Photograph by Diev Hart
Dayz and Confuse: Matisyahu rocks the Civic during last week's Bob Marley tribute.
Mūz: Santa Cruz Music Notes
Are You Finnished?
By Bill Forman
If you never had the opportunity to see Nick Drake or Nico live, than the next best thing was catching Mi and l'Au's performance last Wednesday at the Attic. The Euro-couple (Mi's Finnish, l'Au's French) once put up a wandering Devendra Banhart on their couch, only to end up signing to the same label as him (see, that's karma for you). Shortly thereafter, they abandoned Paris for a cabin somewhere in the woods of Finland, where they wrote the songs featured on their recent self-titled debut for Swans frontman Michael Gira's Young Gods label.

YOUR TASKS:
1. Quote the passage of the Mi and l'Au column starting at "Photograph by Diev" and ending at "Are You Finnished?".
2. Write what comes next in the music column about Mi and l'Au, picking up after its final sentence.

SOURCE DATA:
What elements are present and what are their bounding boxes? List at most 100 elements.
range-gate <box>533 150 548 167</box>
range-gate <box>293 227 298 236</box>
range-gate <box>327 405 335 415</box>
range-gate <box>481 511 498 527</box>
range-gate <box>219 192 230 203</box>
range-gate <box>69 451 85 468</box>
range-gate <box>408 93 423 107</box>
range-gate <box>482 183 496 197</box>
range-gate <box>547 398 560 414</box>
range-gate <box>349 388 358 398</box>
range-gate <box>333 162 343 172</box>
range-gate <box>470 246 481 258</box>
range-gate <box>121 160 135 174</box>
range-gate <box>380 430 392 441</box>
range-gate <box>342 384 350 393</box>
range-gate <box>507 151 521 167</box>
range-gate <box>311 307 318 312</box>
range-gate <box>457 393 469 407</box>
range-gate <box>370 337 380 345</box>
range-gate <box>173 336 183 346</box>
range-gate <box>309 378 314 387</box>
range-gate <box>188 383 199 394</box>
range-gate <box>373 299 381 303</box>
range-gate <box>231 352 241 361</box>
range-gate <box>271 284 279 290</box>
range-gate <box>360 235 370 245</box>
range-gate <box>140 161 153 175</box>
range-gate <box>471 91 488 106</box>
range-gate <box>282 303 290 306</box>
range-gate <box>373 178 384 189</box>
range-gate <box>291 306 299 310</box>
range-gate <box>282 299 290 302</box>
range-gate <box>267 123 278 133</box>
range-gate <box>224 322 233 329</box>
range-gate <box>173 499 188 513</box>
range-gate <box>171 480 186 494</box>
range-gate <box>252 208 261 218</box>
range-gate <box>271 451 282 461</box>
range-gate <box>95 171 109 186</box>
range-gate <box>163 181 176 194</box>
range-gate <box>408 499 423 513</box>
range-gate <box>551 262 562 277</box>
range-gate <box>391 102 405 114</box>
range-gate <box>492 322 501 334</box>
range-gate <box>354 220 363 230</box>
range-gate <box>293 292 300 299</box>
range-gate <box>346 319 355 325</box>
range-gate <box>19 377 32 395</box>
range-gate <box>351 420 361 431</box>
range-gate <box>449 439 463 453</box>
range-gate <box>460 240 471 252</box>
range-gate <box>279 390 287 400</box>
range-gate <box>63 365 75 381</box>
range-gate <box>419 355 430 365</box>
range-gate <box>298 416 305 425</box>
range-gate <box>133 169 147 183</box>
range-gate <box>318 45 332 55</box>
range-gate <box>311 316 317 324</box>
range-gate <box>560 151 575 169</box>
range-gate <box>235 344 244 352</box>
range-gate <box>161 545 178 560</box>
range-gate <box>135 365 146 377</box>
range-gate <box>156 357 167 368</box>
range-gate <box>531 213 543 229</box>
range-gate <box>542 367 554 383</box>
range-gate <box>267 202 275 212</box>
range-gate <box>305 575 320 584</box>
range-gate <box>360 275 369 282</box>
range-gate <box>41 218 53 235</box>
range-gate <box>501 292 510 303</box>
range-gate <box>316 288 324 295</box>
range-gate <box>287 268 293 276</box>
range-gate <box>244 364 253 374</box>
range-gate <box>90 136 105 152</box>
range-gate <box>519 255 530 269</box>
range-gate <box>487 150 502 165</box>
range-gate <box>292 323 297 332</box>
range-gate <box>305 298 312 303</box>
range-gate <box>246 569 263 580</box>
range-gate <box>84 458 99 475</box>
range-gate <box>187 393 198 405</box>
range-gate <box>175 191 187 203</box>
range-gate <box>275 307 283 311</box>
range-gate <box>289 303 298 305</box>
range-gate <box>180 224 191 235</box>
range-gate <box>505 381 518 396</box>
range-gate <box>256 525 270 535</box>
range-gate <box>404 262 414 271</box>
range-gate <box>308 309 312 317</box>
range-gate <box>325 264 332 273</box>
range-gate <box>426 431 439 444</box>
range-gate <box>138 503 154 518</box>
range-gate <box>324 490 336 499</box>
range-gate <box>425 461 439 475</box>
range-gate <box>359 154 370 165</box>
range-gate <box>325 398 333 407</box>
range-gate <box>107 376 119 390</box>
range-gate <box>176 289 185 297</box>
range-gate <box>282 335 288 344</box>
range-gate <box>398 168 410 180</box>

ANSWERS TO THE TASKS:
1.
Photograph by Diev Hart
Dayz and Confuse: Matisyahu rocks the Civic during last week's Bob Marley tribute.
Mūz: Santa Cruz Music Notes
Are You Finnished?

2.
Mi started off the set alone, looking for all the world like a brought-to-life Nick Drake straight off the cover of the Bryter Later album. The comparison follows through in the music, with many of his songs conveying a beautiful austerity that could make Drake's Pink Moon album sound ornate by comparison. After a few songs, l'Au wandered onstage. Her ex-model figure camouflaged by a thick sweater and long skirt (which nevertheless revealed finely turned ankles), she joined in with her own acoustic guitar as the two set out on their darkly quirky musical journey. While Mi is the more fluent guitarist, l'Au is the far superior vocalist. Pitched an octave or two above Nico, her voice is every bit as haunting as the German chanteuse's and as pure as Vashti Bunyan's, whose psychedelic folk must surely have influenced the duo. Throughout their set, the couple was the epitome of onstage introversion, preferring not to address or even look at their audience until absolutely necessary (i.e., the closing pitch for CDs on sale in the back). All of which might be mistaken for aloofness were it not for the curious warmth that lurks at the center of their resolutely sparse musical musings.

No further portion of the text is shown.